• [WHAT YOU HAVE TO DO] Work through the data and report how many lines include the string "marker", giving the number alone.

• [Items listed in a dataset]
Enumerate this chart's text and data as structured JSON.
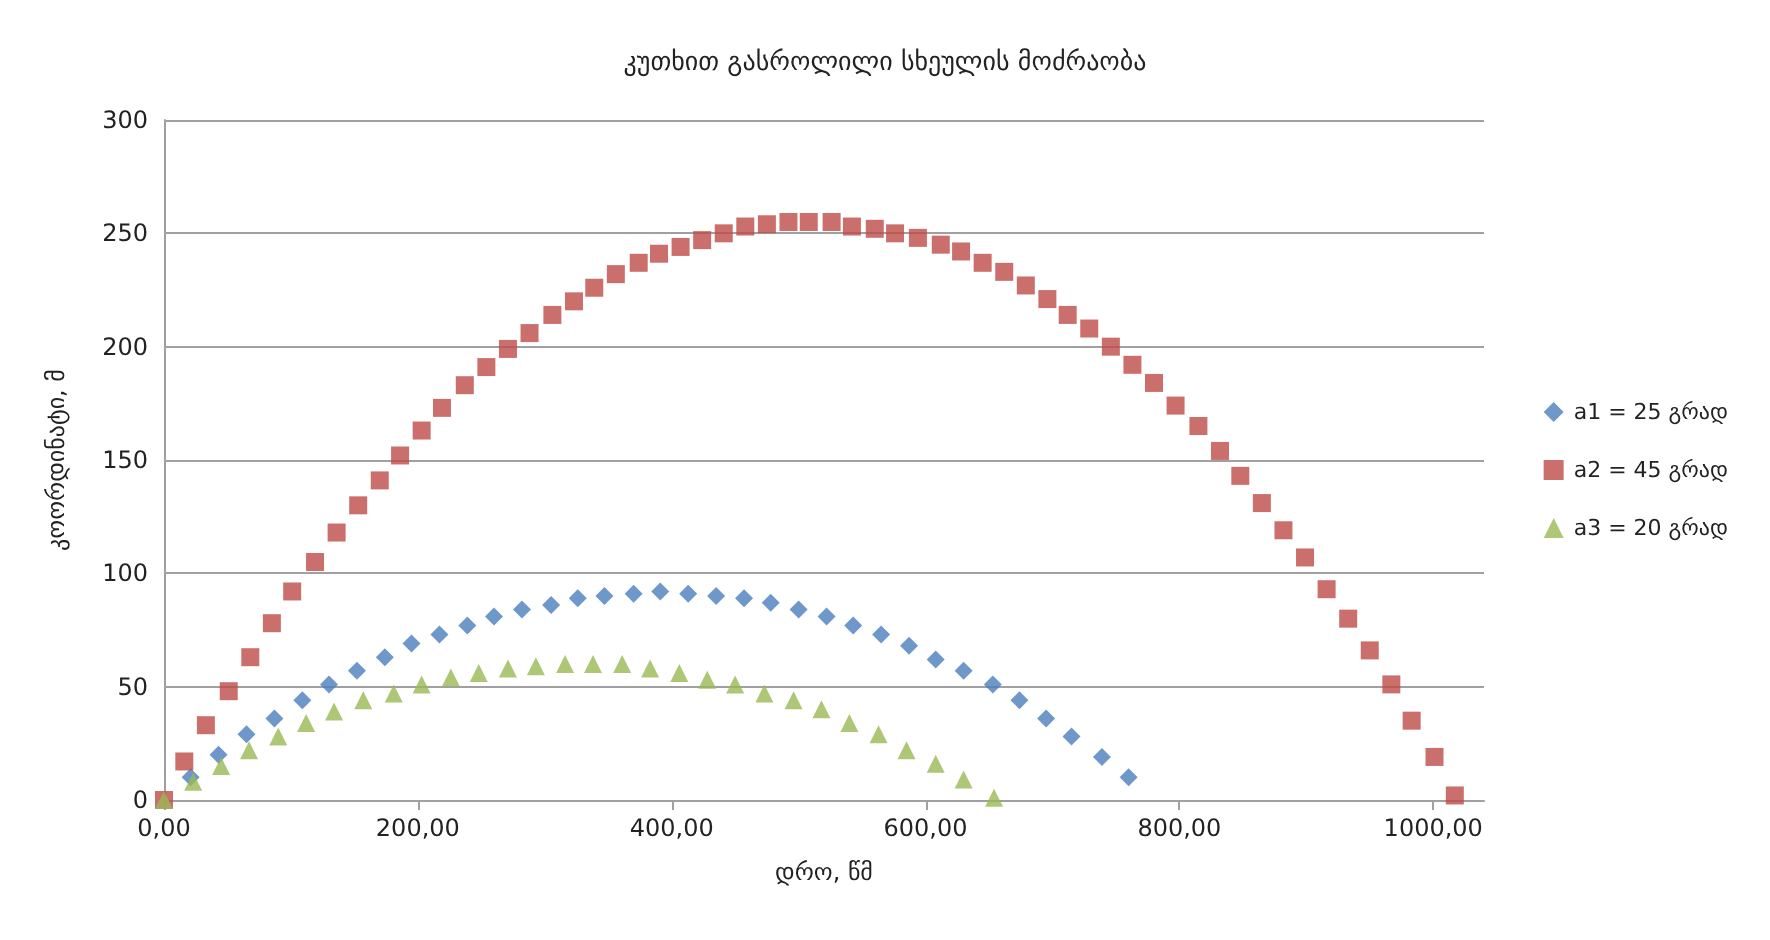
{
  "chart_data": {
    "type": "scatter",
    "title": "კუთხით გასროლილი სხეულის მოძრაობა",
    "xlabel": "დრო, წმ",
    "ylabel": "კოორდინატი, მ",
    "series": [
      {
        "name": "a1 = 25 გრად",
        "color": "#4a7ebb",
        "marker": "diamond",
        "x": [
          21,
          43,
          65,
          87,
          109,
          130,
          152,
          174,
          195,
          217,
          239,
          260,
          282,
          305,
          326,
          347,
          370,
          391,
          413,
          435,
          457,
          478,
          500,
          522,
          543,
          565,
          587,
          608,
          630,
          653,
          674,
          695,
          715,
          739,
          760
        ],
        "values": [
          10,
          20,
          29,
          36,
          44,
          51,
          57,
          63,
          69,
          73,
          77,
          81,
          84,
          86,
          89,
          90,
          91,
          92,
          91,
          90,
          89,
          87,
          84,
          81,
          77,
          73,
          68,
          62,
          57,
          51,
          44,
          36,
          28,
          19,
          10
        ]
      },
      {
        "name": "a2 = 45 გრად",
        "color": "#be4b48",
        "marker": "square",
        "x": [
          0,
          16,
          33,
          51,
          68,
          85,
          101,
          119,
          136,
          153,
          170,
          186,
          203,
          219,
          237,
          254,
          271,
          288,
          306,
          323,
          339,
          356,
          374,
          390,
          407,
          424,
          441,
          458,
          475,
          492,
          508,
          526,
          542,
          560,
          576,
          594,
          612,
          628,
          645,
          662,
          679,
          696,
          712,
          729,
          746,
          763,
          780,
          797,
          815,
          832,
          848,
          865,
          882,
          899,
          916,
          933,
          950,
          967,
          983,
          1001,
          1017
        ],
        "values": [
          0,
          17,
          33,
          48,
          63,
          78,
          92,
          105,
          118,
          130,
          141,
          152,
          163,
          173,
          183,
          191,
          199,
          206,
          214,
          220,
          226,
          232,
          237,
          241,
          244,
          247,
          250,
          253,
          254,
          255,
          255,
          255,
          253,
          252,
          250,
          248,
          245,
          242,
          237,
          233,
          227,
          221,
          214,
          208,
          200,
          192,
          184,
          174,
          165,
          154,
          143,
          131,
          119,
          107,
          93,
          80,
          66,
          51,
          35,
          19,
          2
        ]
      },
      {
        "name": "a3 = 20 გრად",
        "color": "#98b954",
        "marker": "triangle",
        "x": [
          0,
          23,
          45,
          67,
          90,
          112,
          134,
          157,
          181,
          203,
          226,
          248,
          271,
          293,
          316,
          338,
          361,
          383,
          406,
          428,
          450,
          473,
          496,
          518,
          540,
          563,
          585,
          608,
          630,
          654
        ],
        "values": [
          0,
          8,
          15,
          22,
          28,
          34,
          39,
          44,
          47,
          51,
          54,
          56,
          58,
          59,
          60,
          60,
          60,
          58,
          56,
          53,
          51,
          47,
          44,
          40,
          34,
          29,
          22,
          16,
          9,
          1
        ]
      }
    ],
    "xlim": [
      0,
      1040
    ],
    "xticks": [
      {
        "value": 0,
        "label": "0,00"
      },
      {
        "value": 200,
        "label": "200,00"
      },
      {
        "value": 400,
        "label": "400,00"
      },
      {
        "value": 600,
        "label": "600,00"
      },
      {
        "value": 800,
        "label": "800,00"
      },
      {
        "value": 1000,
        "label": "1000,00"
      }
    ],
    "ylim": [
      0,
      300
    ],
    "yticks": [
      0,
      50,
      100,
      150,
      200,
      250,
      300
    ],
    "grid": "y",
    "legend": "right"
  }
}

• [TASK RESULT] 3